**WHAT IS NEEDED**
In the material below, find every line with "this" and pull it out.

— Start —

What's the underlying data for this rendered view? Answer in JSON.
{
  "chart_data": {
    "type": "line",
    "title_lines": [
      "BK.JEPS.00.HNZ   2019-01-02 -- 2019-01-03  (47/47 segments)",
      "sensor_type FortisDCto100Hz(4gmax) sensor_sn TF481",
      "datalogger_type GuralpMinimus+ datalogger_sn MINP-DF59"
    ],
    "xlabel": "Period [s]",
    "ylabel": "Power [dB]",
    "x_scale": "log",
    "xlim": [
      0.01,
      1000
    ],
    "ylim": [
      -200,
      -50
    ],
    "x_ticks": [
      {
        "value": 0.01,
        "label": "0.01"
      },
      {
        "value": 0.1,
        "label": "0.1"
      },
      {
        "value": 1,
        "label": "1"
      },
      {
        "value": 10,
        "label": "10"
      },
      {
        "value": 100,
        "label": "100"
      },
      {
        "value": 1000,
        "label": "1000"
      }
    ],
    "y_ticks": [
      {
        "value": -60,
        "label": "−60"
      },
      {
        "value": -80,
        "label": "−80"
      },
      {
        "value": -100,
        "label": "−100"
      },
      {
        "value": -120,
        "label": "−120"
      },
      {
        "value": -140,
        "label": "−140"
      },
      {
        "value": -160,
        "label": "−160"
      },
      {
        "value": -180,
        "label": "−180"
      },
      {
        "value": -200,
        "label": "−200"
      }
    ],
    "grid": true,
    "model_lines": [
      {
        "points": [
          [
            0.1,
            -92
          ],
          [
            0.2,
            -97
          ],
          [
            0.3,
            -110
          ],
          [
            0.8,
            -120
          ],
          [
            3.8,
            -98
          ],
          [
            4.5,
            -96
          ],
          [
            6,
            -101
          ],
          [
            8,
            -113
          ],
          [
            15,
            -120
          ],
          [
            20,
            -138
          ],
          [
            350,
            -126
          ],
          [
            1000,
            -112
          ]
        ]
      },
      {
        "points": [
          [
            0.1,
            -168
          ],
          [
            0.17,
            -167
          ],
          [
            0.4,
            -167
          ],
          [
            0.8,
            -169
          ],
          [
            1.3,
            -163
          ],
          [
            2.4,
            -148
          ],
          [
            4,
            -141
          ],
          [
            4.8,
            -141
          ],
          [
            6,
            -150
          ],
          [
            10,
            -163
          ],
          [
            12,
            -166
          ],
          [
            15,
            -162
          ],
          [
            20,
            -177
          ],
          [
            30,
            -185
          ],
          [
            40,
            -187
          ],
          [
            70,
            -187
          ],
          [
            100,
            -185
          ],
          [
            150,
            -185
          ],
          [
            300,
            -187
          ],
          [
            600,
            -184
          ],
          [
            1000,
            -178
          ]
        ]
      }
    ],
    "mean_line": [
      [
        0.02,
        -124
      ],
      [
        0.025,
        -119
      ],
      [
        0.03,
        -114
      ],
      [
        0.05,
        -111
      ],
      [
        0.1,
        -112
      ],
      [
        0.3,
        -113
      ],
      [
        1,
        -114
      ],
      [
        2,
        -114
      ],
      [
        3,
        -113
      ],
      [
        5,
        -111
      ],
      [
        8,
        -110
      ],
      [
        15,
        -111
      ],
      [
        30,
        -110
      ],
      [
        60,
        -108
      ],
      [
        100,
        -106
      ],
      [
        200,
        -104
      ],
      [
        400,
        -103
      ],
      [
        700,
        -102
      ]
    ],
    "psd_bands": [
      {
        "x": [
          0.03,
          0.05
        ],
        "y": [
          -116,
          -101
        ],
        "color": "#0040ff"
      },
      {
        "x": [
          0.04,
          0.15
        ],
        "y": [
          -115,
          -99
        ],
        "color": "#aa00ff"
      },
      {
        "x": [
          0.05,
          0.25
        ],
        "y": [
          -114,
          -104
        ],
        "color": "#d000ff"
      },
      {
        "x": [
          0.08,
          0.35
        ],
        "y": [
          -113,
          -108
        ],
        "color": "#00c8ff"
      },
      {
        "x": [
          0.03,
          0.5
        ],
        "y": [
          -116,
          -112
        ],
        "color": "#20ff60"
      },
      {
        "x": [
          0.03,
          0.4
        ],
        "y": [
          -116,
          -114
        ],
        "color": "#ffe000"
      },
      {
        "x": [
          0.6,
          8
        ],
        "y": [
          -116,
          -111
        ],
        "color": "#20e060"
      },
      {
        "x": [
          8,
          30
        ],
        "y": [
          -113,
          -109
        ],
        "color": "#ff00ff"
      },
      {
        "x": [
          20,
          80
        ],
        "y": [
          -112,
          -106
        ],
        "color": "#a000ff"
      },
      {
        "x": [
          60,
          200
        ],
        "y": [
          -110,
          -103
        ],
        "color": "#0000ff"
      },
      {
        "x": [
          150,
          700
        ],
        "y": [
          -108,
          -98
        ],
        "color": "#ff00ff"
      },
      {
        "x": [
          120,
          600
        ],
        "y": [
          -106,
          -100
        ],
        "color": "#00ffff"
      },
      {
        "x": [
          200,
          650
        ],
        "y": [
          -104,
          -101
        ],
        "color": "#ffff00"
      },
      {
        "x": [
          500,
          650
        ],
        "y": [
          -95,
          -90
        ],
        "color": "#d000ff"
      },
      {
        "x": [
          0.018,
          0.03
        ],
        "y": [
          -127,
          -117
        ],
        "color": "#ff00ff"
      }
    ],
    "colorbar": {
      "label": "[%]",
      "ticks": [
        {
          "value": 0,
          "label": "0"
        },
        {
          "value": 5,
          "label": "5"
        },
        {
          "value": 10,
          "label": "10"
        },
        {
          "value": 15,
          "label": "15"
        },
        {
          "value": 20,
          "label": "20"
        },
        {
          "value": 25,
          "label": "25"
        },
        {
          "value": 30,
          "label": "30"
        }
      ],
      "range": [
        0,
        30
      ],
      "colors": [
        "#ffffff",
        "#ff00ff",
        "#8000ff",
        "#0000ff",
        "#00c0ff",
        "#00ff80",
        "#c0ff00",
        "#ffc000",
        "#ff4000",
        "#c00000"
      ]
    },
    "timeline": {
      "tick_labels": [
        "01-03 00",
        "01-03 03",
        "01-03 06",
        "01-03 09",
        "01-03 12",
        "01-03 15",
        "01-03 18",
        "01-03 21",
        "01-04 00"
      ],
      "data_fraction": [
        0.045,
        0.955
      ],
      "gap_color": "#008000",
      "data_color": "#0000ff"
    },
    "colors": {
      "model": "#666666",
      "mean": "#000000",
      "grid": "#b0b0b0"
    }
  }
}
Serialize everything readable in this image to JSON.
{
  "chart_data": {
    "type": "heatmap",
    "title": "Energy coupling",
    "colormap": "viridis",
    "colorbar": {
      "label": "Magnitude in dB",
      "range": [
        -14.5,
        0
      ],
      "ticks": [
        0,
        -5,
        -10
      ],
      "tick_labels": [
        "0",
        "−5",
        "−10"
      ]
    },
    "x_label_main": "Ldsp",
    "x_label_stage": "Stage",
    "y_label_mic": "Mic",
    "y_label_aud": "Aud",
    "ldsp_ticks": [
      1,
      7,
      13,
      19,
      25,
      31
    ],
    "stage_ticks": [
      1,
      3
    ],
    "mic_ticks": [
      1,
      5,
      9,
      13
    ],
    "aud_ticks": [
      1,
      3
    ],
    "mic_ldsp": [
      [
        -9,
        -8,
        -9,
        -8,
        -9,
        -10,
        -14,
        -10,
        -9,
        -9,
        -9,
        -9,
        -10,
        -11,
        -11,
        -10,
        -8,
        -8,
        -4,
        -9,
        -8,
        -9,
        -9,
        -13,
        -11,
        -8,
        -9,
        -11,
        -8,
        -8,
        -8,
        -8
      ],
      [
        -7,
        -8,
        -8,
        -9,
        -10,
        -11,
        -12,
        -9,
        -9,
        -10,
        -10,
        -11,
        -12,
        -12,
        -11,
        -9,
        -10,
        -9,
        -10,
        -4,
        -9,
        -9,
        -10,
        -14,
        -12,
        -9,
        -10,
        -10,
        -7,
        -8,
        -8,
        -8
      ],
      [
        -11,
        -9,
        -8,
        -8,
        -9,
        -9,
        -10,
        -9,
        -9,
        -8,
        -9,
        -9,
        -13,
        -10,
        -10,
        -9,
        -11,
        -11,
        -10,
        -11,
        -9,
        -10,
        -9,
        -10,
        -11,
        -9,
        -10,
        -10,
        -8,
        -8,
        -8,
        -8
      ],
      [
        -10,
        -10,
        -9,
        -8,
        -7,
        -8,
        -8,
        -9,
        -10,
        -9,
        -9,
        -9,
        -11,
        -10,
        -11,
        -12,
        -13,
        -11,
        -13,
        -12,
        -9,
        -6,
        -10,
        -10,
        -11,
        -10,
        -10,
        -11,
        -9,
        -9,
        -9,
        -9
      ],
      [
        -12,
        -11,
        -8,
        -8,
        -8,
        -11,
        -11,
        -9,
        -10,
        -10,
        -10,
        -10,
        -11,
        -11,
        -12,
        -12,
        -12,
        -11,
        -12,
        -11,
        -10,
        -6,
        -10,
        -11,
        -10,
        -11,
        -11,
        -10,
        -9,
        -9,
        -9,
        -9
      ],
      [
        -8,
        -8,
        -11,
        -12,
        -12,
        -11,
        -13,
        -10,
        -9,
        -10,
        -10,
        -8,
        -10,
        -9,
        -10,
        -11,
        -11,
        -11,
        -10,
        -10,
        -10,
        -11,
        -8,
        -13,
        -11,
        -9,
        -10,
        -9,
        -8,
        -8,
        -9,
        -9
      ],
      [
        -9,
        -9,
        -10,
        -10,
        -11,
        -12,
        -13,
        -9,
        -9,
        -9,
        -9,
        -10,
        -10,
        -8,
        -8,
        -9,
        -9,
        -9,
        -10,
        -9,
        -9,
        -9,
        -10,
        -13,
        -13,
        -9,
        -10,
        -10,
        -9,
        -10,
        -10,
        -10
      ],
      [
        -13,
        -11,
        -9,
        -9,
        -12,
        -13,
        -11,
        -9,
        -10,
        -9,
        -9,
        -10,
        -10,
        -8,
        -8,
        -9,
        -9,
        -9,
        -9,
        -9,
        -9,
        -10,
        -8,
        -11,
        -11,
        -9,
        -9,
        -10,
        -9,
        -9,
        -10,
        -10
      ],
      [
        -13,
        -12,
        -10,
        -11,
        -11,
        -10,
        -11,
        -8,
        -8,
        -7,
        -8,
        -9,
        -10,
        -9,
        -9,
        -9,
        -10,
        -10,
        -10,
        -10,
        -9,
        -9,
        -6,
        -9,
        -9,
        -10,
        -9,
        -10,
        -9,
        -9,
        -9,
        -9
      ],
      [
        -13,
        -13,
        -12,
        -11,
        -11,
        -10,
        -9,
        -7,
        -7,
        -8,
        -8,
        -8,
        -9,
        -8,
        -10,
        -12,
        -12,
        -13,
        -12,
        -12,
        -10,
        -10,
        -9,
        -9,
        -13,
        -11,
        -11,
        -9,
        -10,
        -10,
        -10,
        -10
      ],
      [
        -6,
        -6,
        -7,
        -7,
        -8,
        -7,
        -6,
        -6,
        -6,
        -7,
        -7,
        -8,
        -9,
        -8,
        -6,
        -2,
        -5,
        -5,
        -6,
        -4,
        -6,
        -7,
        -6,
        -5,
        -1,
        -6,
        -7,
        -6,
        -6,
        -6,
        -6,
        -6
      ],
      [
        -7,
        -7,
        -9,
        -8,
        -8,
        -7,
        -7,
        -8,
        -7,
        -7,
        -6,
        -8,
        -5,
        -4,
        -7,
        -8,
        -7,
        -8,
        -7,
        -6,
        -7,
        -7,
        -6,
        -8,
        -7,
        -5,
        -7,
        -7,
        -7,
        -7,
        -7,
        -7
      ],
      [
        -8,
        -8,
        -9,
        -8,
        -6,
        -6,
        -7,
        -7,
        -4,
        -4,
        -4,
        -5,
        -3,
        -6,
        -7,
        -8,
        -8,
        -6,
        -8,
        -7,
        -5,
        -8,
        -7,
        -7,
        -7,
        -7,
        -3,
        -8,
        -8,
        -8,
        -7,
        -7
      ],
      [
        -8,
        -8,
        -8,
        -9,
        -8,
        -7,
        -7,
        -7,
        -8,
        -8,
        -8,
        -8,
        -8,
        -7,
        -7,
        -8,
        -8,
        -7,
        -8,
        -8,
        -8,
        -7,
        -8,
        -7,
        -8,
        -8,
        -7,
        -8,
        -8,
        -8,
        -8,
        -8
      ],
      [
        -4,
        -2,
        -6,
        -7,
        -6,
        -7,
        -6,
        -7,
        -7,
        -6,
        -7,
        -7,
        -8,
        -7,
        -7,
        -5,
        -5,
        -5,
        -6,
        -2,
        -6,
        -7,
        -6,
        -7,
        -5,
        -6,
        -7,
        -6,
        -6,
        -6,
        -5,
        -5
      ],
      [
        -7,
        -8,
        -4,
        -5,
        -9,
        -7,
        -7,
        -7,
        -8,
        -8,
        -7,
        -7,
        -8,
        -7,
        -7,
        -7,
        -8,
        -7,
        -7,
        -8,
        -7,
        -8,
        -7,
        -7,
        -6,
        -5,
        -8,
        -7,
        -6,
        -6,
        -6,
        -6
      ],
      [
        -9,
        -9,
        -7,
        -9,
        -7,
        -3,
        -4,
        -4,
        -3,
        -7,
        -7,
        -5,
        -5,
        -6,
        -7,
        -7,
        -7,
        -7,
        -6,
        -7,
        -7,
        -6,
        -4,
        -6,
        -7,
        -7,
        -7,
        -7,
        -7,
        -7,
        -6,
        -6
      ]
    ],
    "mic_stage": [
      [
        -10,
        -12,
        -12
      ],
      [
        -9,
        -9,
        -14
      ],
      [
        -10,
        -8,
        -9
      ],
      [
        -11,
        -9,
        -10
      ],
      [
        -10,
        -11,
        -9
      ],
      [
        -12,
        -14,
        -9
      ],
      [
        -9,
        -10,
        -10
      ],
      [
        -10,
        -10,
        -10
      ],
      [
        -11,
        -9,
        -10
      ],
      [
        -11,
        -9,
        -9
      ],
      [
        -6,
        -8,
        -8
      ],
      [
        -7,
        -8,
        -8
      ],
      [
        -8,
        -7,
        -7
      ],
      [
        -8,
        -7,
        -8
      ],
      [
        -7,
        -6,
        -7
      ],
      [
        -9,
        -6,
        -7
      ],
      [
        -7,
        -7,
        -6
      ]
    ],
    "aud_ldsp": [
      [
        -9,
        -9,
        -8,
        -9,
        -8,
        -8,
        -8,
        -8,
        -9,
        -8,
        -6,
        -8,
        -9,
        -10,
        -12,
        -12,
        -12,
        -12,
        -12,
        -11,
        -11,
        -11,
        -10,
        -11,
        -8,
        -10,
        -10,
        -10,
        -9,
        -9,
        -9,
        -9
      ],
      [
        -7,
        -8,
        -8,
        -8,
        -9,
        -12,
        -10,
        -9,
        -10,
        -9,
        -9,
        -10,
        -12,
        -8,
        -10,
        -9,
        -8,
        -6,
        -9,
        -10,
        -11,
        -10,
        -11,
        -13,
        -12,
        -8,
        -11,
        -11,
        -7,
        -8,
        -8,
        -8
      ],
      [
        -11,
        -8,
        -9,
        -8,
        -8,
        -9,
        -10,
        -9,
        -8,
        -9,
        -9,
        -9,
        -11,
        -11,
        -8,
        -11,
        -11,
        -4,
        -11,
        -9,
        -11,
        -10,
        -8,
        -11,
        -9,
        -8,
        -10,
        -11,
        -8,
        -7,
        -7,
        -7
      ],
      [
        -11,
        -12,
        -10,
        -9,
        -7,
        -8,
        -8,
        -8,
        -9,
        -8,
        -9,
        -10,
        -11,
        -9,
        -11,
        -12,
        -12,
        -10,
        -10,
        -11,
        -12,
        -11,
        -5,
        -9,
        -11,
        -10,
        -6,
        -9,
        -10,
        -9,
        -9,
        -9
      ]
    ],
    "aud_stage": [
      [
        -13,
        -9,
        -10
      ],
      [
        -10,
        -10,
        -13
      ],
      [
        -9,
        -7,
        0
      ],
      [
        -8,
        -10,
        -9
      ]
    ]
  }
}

— End —

**RESULT BELOW**
What's the underlying data for this rendered view? Answer in JSON.
Serialize everything readable in this image to JSON.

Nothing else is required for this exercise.